TEXT PROVIDED:
::::::::::

Decided on September 2, 2004
Civil Court, Kings County

MARINA BOUCHOUEVA, Claimant,

against

NOVOYE RUSSKOVE SLOVO PUBLISHING CO., Defendant.



4608SCK2004

Eileen N. Nadelson, J.

Claimant instituted this small claims action based on the breach of an oral contract.

Claimant was employed by Defendant newspaper for several years as a receptionist prior to the incidents giving rise to this action. Claimant asserted that she has a degree in journalism from the former Soviet Union, and she approached the then owner/editor of the paper and his wife, also an owner who was in charge of the company's accounting department, to write a thematic column on gambling that would entice advertisers in the gaming industry. Claimant testified that the editor and his wife both agreed to pay her the sum of $100 per column. It is noted that the "column" was, in fact, the entire last page of the paper.

It is agreed that Claimant produced 33 thematic pages for Defendant newspaper, but that she received no compensation for that work. Claimant testified that she submitted monthly invoices by placing them on the editor's desk, but could only produce a copy of the first month's invoice and a final invoice mailed to the paper after the column stopped appearing when the editor and his wife sold their controlling interest in the company.

The former owner/editor, who remains working as editor of the paper even though he no longer has a controlling share in the business, testified that he never discussed the column with Claimant and that he never received any of her invoices. The editor maintained that any discussions about the column were between Claimant and his wife. He further stated that it was his understanding that Claimant was not to receive any compensation for such column; the purpose of printing the page was to attract advertisers, and Claimant would receive a percentage of the advertising dollar so attracted.

The editor's wife, who is no longer working at the paper, testified that she never agreed to pay Claimant for the columns. The arrangement, according to this witness, was for Claimant to [*2]receive a percentage of the advertising income generated by her thematic page. The witness further stated that she never received any invoices from Claimant, that Claimant was always paid her receptionist salary on time, and that Claimant never orally asked for any money for the column.

During trial it was adduced that writers for the newspaper are compensated at the rate of between $30 and $100 per page.

The threshold question for the court to decide is whether a valid contract for services existed between the parties.

In order for a contract to come into existence, there must be evidence of the mutual assent of the parties to the terms and conditions of the alleged agreement. Sefton v. Hewitt, 2004 N.Y. Slip Op. 50589(U) (Kings 2004). The manifestation of this assent may be either written or oral. Miller v. Schloss, 218 N.Y. 400, 113 N.E. 337 (1916). .

However, whereas proof of the terms and conditions of a written agreement are easily ascertainable by the writing itself, when it comes to proving the elements of an oral contract the court must look to the credibility of the parties testifying to those terms. Strategic Domain, Inc. V. Medsite, Inc., 304 A.D.2d 368, 758 N.Y.S.2d 297 (1st Dept. 2003). Furthermore, for certain types of contracts and situations in which the parties are found equally credible, proof of the alleged terms must be adduced by evidence other than the parties' testimony.

::::::::::

WRITTEN TASK 1:
Answer these questions using the court decision:
(a) How much did Claimant testify the editor and his wife agreed to pay her per column?
(b) How many thematic pages did Claimant produce for the newspaper?
(c) At what rate, according to what was adduced at trial, are the newspaper's writers compensated?
WRITTEN TASK 2:
Decide whether each statement agrees with the court decision, and quote the words that settle it:
(a) The editor's wife still works at the paper.
(b) The manifestation of the parties' assent may be written or oral.
(c) Claimant produced copies of all her monthly invoices.
WRITTEN TASK 3:
Write out the stretch of the court decision from "The threshold question" through "337 (1916). .", swapping "threshold question" for "central question".

Layout dataset entries
::::::::::

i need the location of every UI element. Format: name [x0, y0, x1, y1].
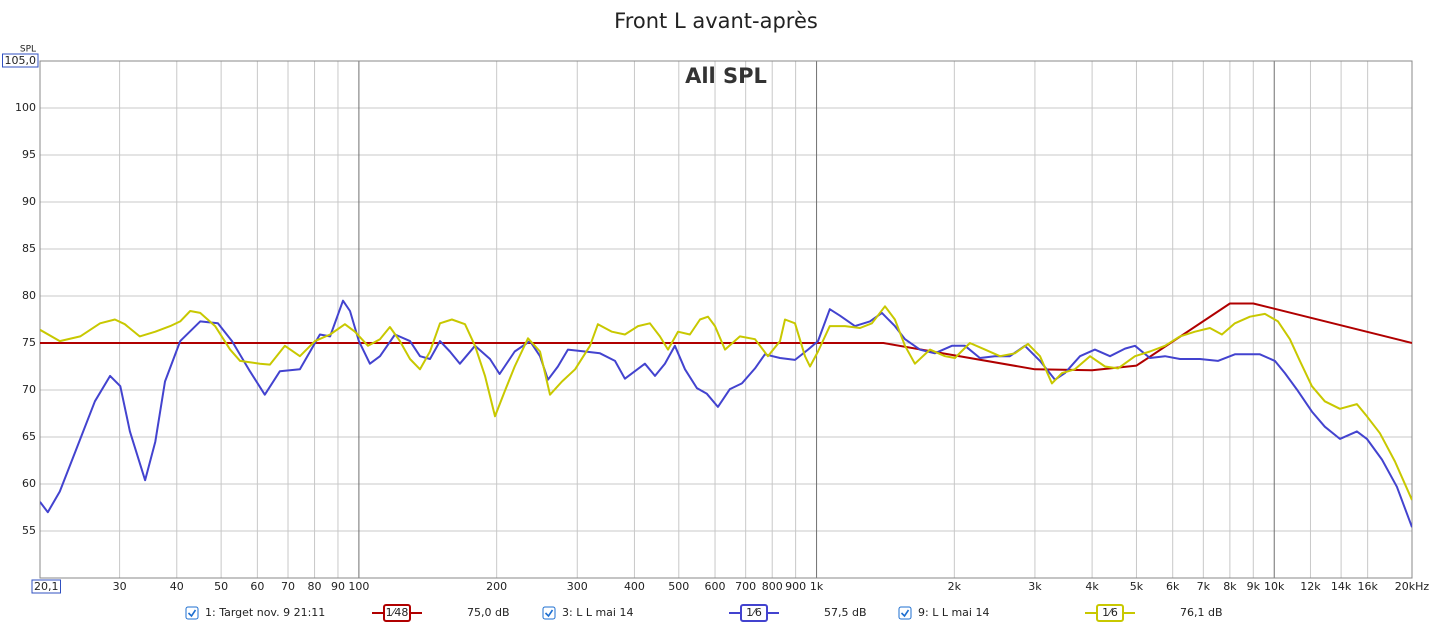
- y-tick-label: 65: [22, 430, 36, 443]
- x-tick-label: 600: [705, 580, 726, 593]
- checkbox-check: [544, 609, 554, 618]
- x-tick-label: 800: [762, 580, 783, 593]
- y-axis-label: SPL: [20, 45, 36, 55]
- x-tick-label: 70: [281, 580, 295, 593]
- x-tick-label: 50: [214, 580, 228, 593]
- limit-box: [2, 53, 39, 68]
- x-tick-label: 16k: [1357, 580, 1378, 593]
- x-tick-label: 900: [785, 580, 806, 593]
- y-tick-label: 95: [22, 148, 36, 161]
- legend-smoothing-box: [383, 604, 411, 622]
- x-tick-label: 6k: [1166, 580, 1180, 593]
- x-tick-label: 500: [668, 580, 689, 593]
- y-tick-label: 60: [22, 477, 36, 490]
- chart-subtitle: All SPL: [685, 64, 767, 88]
- legend-smoothing: 1⁄48: [386, 606, 409, 619]
- chart-title: Front L avant-après: [614, 9, 818, 33]
- x-tick-label: 60: [250, 580, 264, 593]
- x-tick-label: 400: [624, 580, 645, 593]
- legend-smoothing: 1⁄6: [746, 606, 762, 619]
- x-tick-label: 10k: [1264, 580, 1285, 593]
- y-tick-label: 75: [22, 336, 36, 349]
- y-tick-label: 105,0: [5, 54, 37, 67]
- legend-level: 57,5 dB: [824, 606, 867, 619]
- legend-level: 76,1 dB: [1180, 606, 1223, 619]
- x-tick-label: 14k: [1331, 580, 1352, 593]
- x-tick-label: 40: [170, 580, 184, 593]
- legend-smoothing: 1⁄6: [1102, 606, 1118, 619]
- x-tick-label: 3k: [1028, 580, 1042, 593]
- y-tick-label: 85: [22, 242, 36, 255]
- x-tick-label: 12k: [1300, 580, 1321, 593]
- x-tick-label: 700: [735, 580, 756, 593]
- x-tick-label: 8k: [1223, 580, 1237, 593]
- x-tick-label: 20kHz: [1395, 580, 1430, 593]
- y-tick-label: 80: [22, 289, 36, 302]
- x-tick-label: 1k: [810, 580, 824, 593]
- y-tick-label: 70: [22, 383, 36, 396]
- limit-box: [31, 579, 61, 594]
- checkbox-check: [187, 609, 197, 618]
- x-tick-label: 100: [348, 580, 369, 593]
- x-tick-label: 80: [308, 580, 322, 593]
- y-tick-label: 55: [22, 524, 36, 537]
- checkbox-check: [900, 609, 910, 618]
- checkbox-box: [542, 606, 556, 620]
- y-tick-label: 90: [22, 195, 36, 208]
- x-tick-label: 20,1: [34, 580, 59, 593]
- x-tick-label: 200: [486, 580, 507, 593]
- checkbox-box: [185, 606, 199, 620]
- x-tick-label: 2k: [948, 580, 962, 593]
- series-line: [40, 299, 1412, 528]
- legend-level: 75,0 dB: [467, 606, 510, 619]
- checkbox-box: [898, 606, 912, 620]
- legend-smoothing-box: [1096, 604, 1124, 622]
- legend-entry: 9: L L mai 14: [918, 606, 989, 619]
- x-tick-label: 9k: [1247, 580, 1261, 593]
- series-line: [40, 305, 1412, 501]
- x-tick-label: 90: [331, 580, 345, 593]
- legend-checkbox[interactable]: [542, 606, 556, 620]
- legend-smoothing-box: [740, 604, 768, 622]
- x-tick-label: 7k: [1197, 580, 1211, 593]
- legend-checkbox[interactable]: [898, 606, 912, 620]
- x-tick-label: 300: [567, 580, 588, 593]
- legend-checkbox[interactable]: [185, 606, 199, 620]
- x-tick-label: 5k: [1130, 580, 1144, 593]
- y-tick-label: 100: [15, 101, 36, 114]
- x-tick-label: 4k: [1085, 580, 1099, 593]
- legend-entry: 1: Target nov. 9 21:11: [205, 606, 325, 619]
- x-tick-label: 30: [113, 580, 127, 593]
- legend-entry: 3: L L mai 14: [562, 606, 633, 619]
- plot-frame: [39, 60, 1413, 579]
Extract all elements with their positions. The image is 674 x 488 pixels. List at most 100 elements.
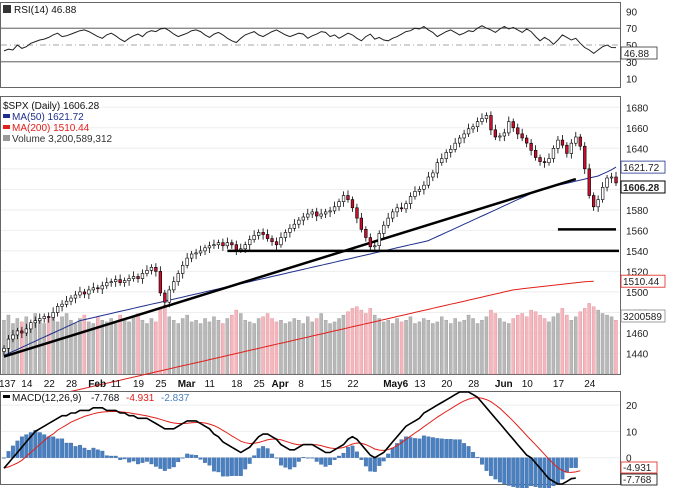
volume-bar [480,320,484,375]
volume-bar [355,306,359,375]
candle [382,224,386,234]
volume-bar [234,309,238,375]
volume-bar [422,318,426,375]
candle [583,145,587,170]
macd-histogram-bar [301,457,306,459]
volume-bar [207,321,212,375]
candle [123,280,127,284]
macd-histogram-bar [243,457,248,470]
macd-histogram-bar [529,457,534,487]
x-tick-label: 137 [0,379,16,390]
volume-bar [417,321,422,375]
x-tick-label: 20 [441,379,453,390]
candle [529,142,533,151]
drawn-annotations [3,177,619,358]
volume-bar [560,308,565,375]
volume-bar [60,316,64,375]
x-tick-label: Apr [272,379,289,390]
legend-symbol: $SPX (Daily) 1606.28 [3,101,100,112]
candle [91,287,96,291]
macd-legend: MACD(12,26,9) -7.768 -4.931 -2.837 [3,393,190,404]
macd-histogram-bar [64,442,69,458]
macd-histogram-bar [46,436,51,458]
macd-histogram-bar [86,449,91,458]
volume-bar [95,316,100,375]
volume-bar [230,314,234,375]
candle [167,289,171,303]
candle [96,287,100,290]
volume-bar [381,321,386,375]
price-tick-label: 1680 [626,103,649,114]
candle [337,201,341,208]
volume-bar [15,318,20,375]
macd-histogram-bar [15,440,20,458]
moving-averages [3,166,617,408]
macd-histogram-bar [564,457,569,473]
candle [359,217,364,230]
volume-bar [33,313,38,375]
macd-histogram-bar [547,457,551,488]
volume-bar [100,320,104,375]
macd-histogram-bar [497,457,502,483]
volume-bar [288,321,292,375]
volume-bar [189,321,194,375]
volume-bar [301,323,306,375]
macd-histogram-bar [346,447,350,458]
candle [6,338,11,349]
volume-bar [82,314,87,375]
macd-histogram-bar [100,450,105,458]
candle [2,348,6,352]
macd-histogram-bar [24,434,29,458]
macd-histogram-bar [189,454,194,458]
macd-histogram-bar [247,457,252,464]
volume-bar [216,320,221,375]
candle [239,248,243,251]
volume-bar [136,313,140,375]
macd-histogram-bar [395,443,400,458]
macd-histogram-bar [399,439,404,458]
ma50-tag: 1621.72 [620,160,666,174]
candle [310,211,314,215]
candle [11,334,15,340]
macd-histogram-bar [171,457,176,468]
candle [55,305,60,313]
x-tick-label: 28 [66,379,78,390]
candle [542,161,547,163]
volume-bar [507,323,511,375]
candle [346,195,350,200]
volume-bar [609,316,614,375]
ma50-line [3,166,617,356]
macd-legend-hist: -2.837 [161,393,190,404]
volume-bar [261,316,265,375]
candle [82,291,87,295]
candle [520,133,524,139]
ma200-line [3,280,594,408]
candle [569,142,574,154]
volume-bar [341,314,346,375]
macd-histogram-bar [51,436,56,458]
candle [225,242,230,247]
macd-histogram-bar [359,457,364,460]
candle [507,121,511,134]
x-tick-label: 14 [21,379,33,390]
price-tick-label: 1500 [626,288,649,299]
volume-bar [185,314,189,375]
x-tick-label: 25 [254,379,266,390]
macd-histogram-bar [337,455,341,458]
volume-tag-value: 3200589 [623,312,662,323]
candle [556,139,560,149]
candle [547,158,551,164]
macd-tags: -4.931 -7.768 [620,461,658,486]
volume-bar [337,318,341,375]
candle [315,211,319,217]
volume-bar [511,318,516,375]
volume-bar [113,323,118,375]
macd-histogram-bar [439,438,444,458]
macd-histogram-bar [466,446,471,458]
macd-histogram-bar [404,436,409,458]
macd-histogram-bar [256,448,261,458]
candle [444,152,448,159]
macd-histogram-bar [33,430,38,458]
candle [565,144,569,154]
x-tick-label: Jun [495,379,513,390]
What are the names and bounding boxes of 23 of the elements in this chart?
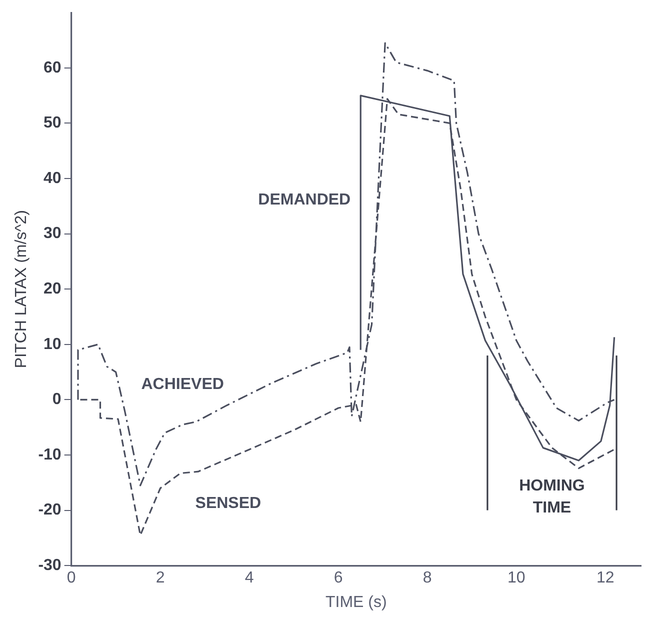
y-tick-label: 0 (52, 391, 62, 408)
y-tick-label: -20 (38, 502, 62, 519)
y-tick-label: 20 (44, 280, 62, 298)
x-tick-label: 4 (244, 570, 254, 587)
series-label: SENSED (195, 494, 262, 512)
y-tick-label: 10 (44, 336, 62, 353)
y-tick-label: -10 (38, 446, 62, 464)
x-tick-label: 2 (156, 570, 165, 587)
y-tick-label: -30 (38, 557, 62, 574)
x-tick-label: 8 (422, 570, 432, 587)
y-tick-label: 40 (44, 170, 62, 187)
x-tick-label: 6 (334, 570, 343, 587)
x-axis-title: TIME (s) (326, 594, 387, 611)
x-tick-label: 12 (596, 570, 614, 587)
y-tick-label: 60 (44, 59, 62, 76)
y-tick-label: 30 (44, 225, 62, 242)
x-tick-label: 10 (507, 570, 526, 587)
annotation: HOMING TIME (519, 478, 585, 517)
y-tick-label: 50 (44, 114, 62, 132)
series-label: ACHIEVED (141, 376, 224, 393)
series-label: DEMANDED (258, 191, 351, 208)
y-axis-title: PITCH LATAX (m/s^2) (13, 210, 30, 368)
x-tick-label: 0 (66, 570, 76, 587)
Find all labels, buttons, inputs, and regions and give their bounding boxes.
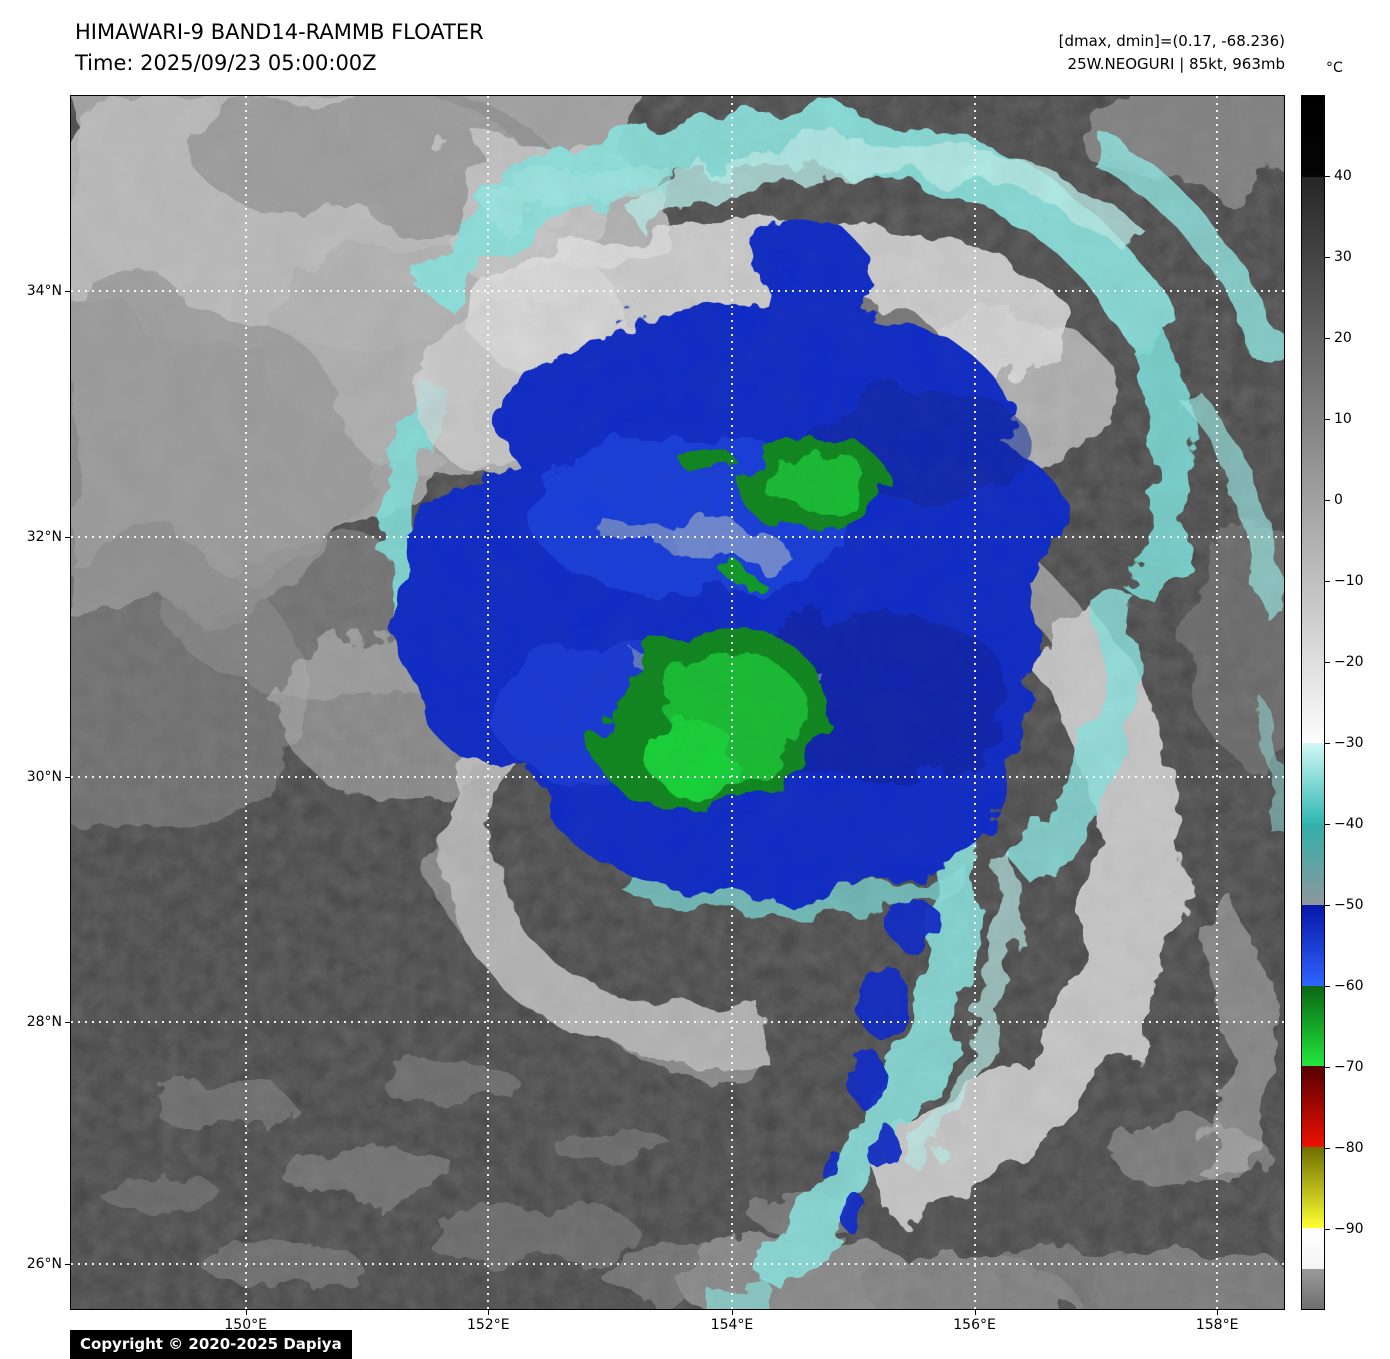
colorbar-tick-label: 30 <box>1334 249 1352 265</box>
colorbar-tick-label: −10 <box>1334 573 1364 589</box>
copyright-badge: Copyright © 2020-2025 Dapiya <box>70 1330 352 1359</box>
x-axis-tick <box>488 1309 490 1315</box>
colorbar-tick-label: 40 <box>1334 168 1352 184</box>
texture-overlay <box>71 96 1284 1309</box>
colorbar-tick <box>1325 986 1330 987</box>
lat-label: 26°N <box>26 1256 62 1273</box>
colorbar-segment <box>1302 904 1324 986</box>
colorbar-tick-label: −60 <box>1334 978 1364 994</box>
colorbar-tick <box>1325 419 1330 420</box>
colorbar-segment <box>1302 823 1324 905</box>
lat-label: 34°N <box>26 282 62 299</box>
lat-label: 30°N <box>26 768 62 785</box>
colorbar-tick-label: −30 <box>1334 735 1364 751</box>
x-axis-tick <box>1217 1309 1219 1315</box>
map-frame: 34°N 32°N 30°N 28°N 26°N 150°E 152°E 154°E 156°E… <box>27 95 1285 1333</box>
colorbar-unit-label: °C <box>1326 60 1343 76</box>
lon-label: 152°E <box>466 1317 510 1333</box>
colorbar-tick-label: 0 <box>1334 492 1343 508</box>
lon-label: 156°E <box>953 1317 996 1333</box>
colorbar-segment <box>1302 985 1324 1067</box>
colorbar-tick <box>1325 176 1330 177</box>
lon-label: 154°E <box>710 1317 754 1333</box>
header-info-block: [dmax, dmin]=(0.17, -68.236) 25W.NEOGURI… <box>1059 30 1285 76</box>
colorbar-segment <box>1302 1228 1324 1269</box>
colorbar-tick <box>1325 1148 1330 1149</box>
colorbar-tick-label: −80 <box>1334 1140 1364 1156</box>
colorbar-tick-label: −40 <box>1334 816 1364 832</box>
colorbar-segment <box>1302 176 1324 743</box>
colorbar-tick <box>1325 824 1330 825</box>
colorbar-tick-label: −70 <box>1334 1059 1364 1075</box>
colorbar-tick <box>1325 662 1330 663</box>
storm-info-readout: 25W.NEOGURI | 85kt, 963mb <box>1067 55 1285 73</box>
x-axis-tick <box>731 1309 733 1315</box>
lat-label: 28°N <box>26 1013 62 1030</box>
colorbar-tick-label: 10 <box>1334 411 1352 427</box>
colorbar-segment <box>1302 1147 1324 1229</box>
colorbar-tick <box>1325 743 1330 744</box>
colorbar-tick <box>1325 1067 1330 1068</box>
satellite-image <box>71 96 1284 1309</box>
map-area <box>71 96 1284 1309</box>
page-title: HIMAWARI-9 BAND14-RAMMB FLOATER <box>75 20 484 44</box>
lon-label: 158°E <box>1195 1317 1239 1333</box>
colorbar-tick <box>1325 905 1330 906</box>
colorbar-tick-label: −90 <box>1334 1221 1364 1237</box>
colorbar-segment <box>1302 96 1324 177</box>
colorbar-tick <box>1325 1229 1330 1230</box>
x-axis-tick <box>245 1309 247 1315</box>
colorbar: 40 30 20 10 0 −10 −20 −30 −40 −50 −60 −70 −80 −90 <box>1301 95 1364 1310</box>
x-axis-tick <box>974 1309 976 1315</box>
colorbar-tick <box>1325 500 1330 501</box>
colorbar-tick-label: −20 <box>1334 654 1364 670</box>
colorbar-tick-label: −50 <box>1334 897 1364 913</box>
colorbar-segment <box>1302 1268 1324 1309</box>
colorbar-segment <box>1302 1066 1324 1148</box>
colorbar-tick-label: 20 <box>1334 330 1352 346</box>
colorbar-tick <box>1325 338 1330 339</box>
colorbar-tick <box>1325 257 1330 258</box>
dmax-dmin-readout: [dmax, dmin]=(0.17, -68.236) <box>1058 32 1285 50</box>
lat-label: 32°N <box>26 529 62 546</box>
colorbar-body <box>1301 95 1325 1310</box>
timestamp: Time: 2025/09/23 05:00:00Z <box>75 51 377 75</box>
colorbar-tick <box>1325 581 1330 582</box>
colorbar-segment <box>1302 742 1324 824</box>
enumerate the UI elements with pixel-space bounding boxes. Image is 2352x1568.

::::::::::

RESULT 1:
(a) $100 per column
(b) 33
(c) Between $30 and $100 per page

RESULT 2:
(a) No: "The editor's wife, who is no longer working at the paper"
(b) Yes: "The manifestation of this assent may be either written or oral."
(c) No: "could only produce a copy of the first month's invoice and a final invoice mailed to the paper"

RESULT 3:
The central question for the court to decide is whether a valid contract for services existed between the parties.

In order for a contract to come into existence, there must be evidence of the mutual assent of the parties to the terms and conditions of the alleged agreement. Sefton v. Hewitt, 2004 N.Y. Slip Op. 50589(U) (Kings 2004). The manifestation of this assent may be either written or oral. Miller v. Schloss, 218 N.Y. 400, 113 N.E. 337 (1916). .